=== Excerpt from a dataset ===
## start
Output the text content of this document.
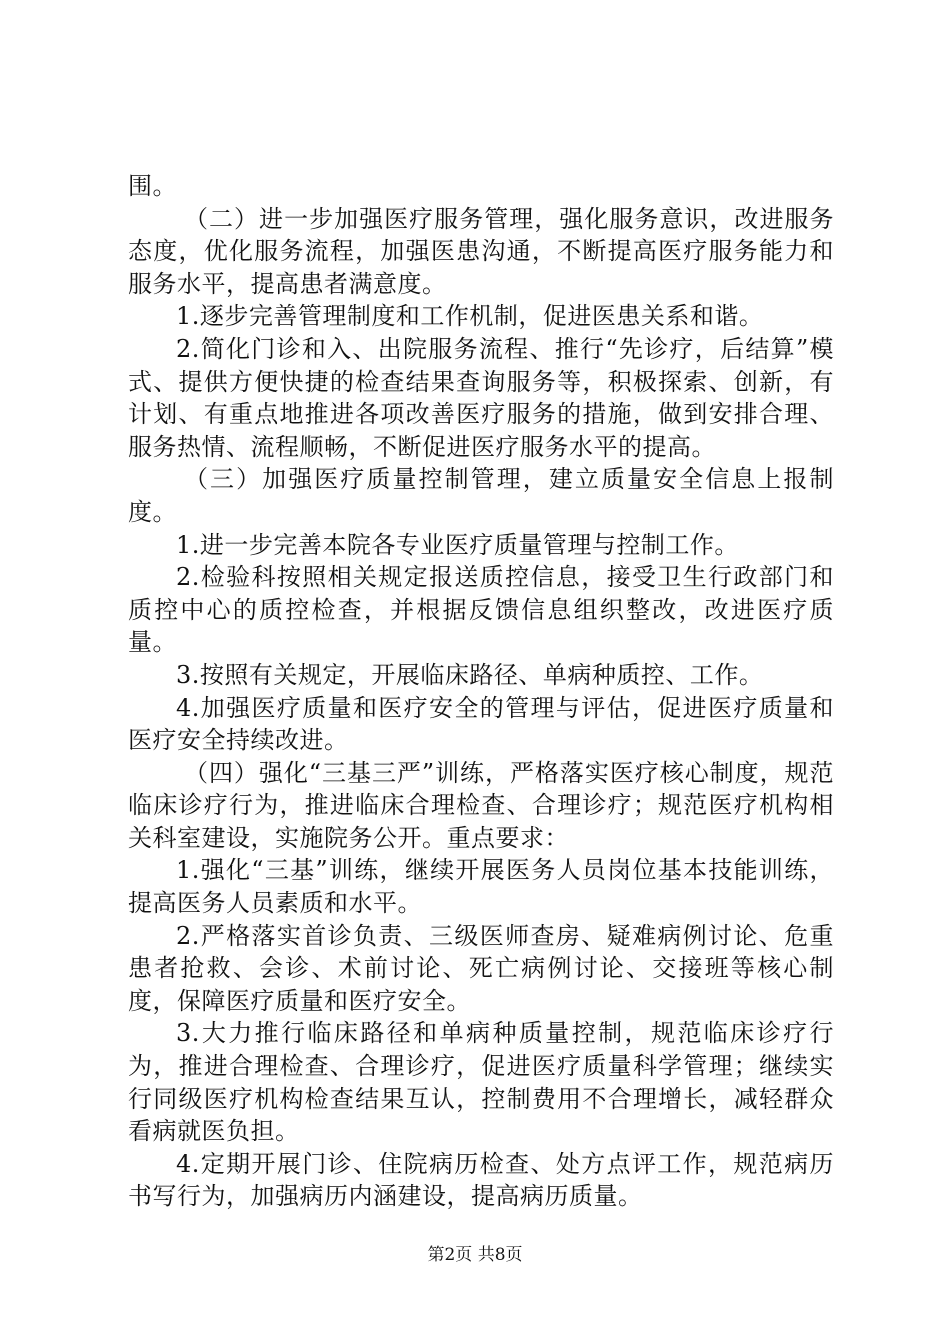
围。

（二）进一步加强医疗服务管理，强化服务意识，改进服务态度，优化服务流程，加强医患沟通，不断提高医疗服务能力和服务水平，提高患者满意度。

1.逐步完善管理制度和工作机制，促进医患关系和谐。

2.简化门诊和入、出院服务流程、推行“先诊疗，后结算”模式、提供方便快捷的检查结果查询服务等，积极探索、创新，有计划、有重点地推进各项改善医疗服务的措施，做到安排合理、服务热情、流程顺畅，不断促进医疗服务水平的提高。

（三）加强医疗质量控制管理，建立质量安全信息上报制度。

1.进一步完善本院各专业医疗质量管理与控制工作。

2.检验科按照相关规定报送质控信息，接受卫生行政部门和质控中心的质控检查，并根据反馈信息组织整改，改进医疗质量。

3.按照有关规定，开展临床路径、单病种质控、工作。

4.加强医疗质量和医疗安全的管理与评估，促进医疗质量和医疗安全持续改进。

（四）强化“三基三严”训练，严格落实医疗核心制度，规范临床诊疗行为，推进临床合理检查、合理诊疗；规范医疗机构相关科室建设，实施院务公开。重点要求：

1.强化“三基”训练，继续开展医务人员岗位基本技能训练，提高医务人员素质和水平。

2.严格落实首诊负责、三级医师查房、疑难病例讨论、危重患者抢救、会诊、术前讨论、死亡病例讨论、交接班等核心制度，保障医疗质量和医疗安全。

3.大力推行临床路径和单病种质量控制，规范临床诊疗行为，推进合理检查、合理诊疗，促进医疗质量科学管理；继续实行同级医疗机构检查结果互认，控制费用不合理增长，减轻群众看病就医负担。

4.定期开展门诊、住院病历检查、处方点评工作，规范病历书写行为，加强病历内涵建设，提高病历质量。

第2页 共8页
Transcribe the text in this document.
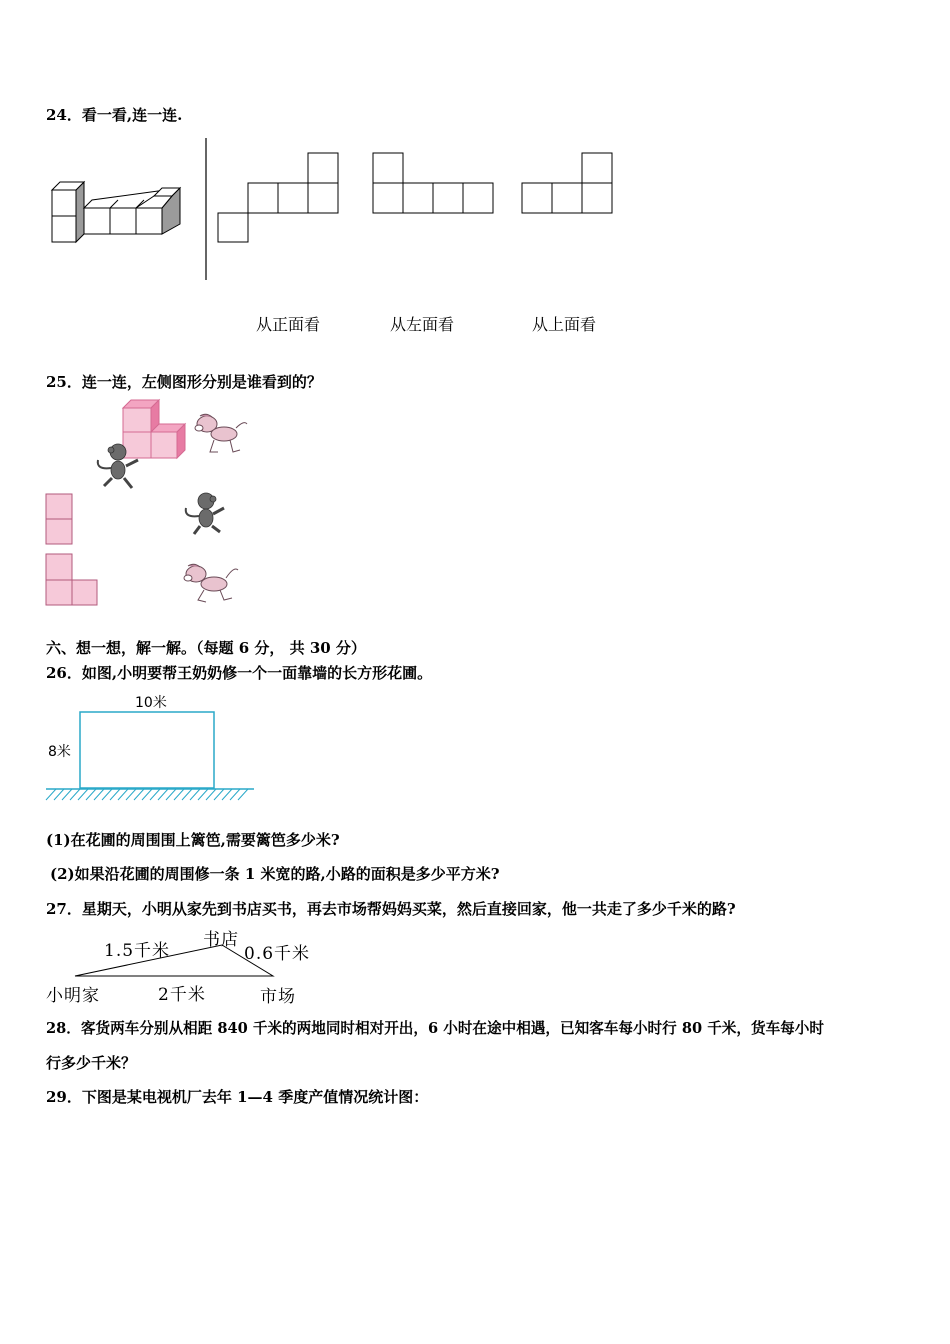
24．看一看,连一连.
从正面看	从左面看	从上面看
25．连一连，左侧图形分别是谁看到的？
六、想一想，解一解。（每题 6 分， 共 30 分）
26．如图,小明要帮王奶奶修一个一面靠墙的长方形花圃。
10米
8米
(1)在花圃的周围围上篱笆,需要篱笆多少米?
(2)如果沿花圃的周围修一条 1 米宽的路,小路的面积是多少平方米?
27．星期天，小明从家先到书店买书，再去市场帮妈妈买菜，然后直接回家，他一共走了多少千米的路?
1.5千米
书店
0.6千米
小明家	2千米	市场
28．客货两车分别从相距 840 千米的两地同时相对开出，6 小时在途中相遇，已知客车每小时行 80 千米，货车每小时
行多少千米？
29．下图是某电视机厂去年 1—4 季度产值情况统计图：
## end
=== EXERCISE DETAILS ===
Can the lines from the one with "Transcribe the text in this document." to the end of the records above be quoted exactly, both ends included, with every picture omitted?

=== SOLVED EXERCISE ===
Transcribe the text in this document.
24．看一看,连一连.
从正面看	从左面看	从上面看
25．连一连，左侧图形分别是谁看到的？
六、想一想，解一解。（每题 6 分， 共 30 分）
26．如图,小明要帮王奶奶修一个一面靠墙的长方形花圃。
10米
8米
(1)在花圃的周围围上篱笆,需要篱笆多少米?
(2)如果沿花圃的周围修一条 1 米宽的路,小路的面积是多少平方米?
27．星期天，小明从家先到书店买书，再去市场帮妈妈买菜，然后直接回家，他一共走了多少千米的路?
1.5千米
书店
0.6千米
小明家	2千米	市场
28．客货两车分别从相距 840 千米的两地同时相对开出，6 小时在途中相遇，已知客车每小时行 80 千米，货车每小时
行多少千米？
29．下图是某电视机厂去年 1—4 季度产值情况统计图：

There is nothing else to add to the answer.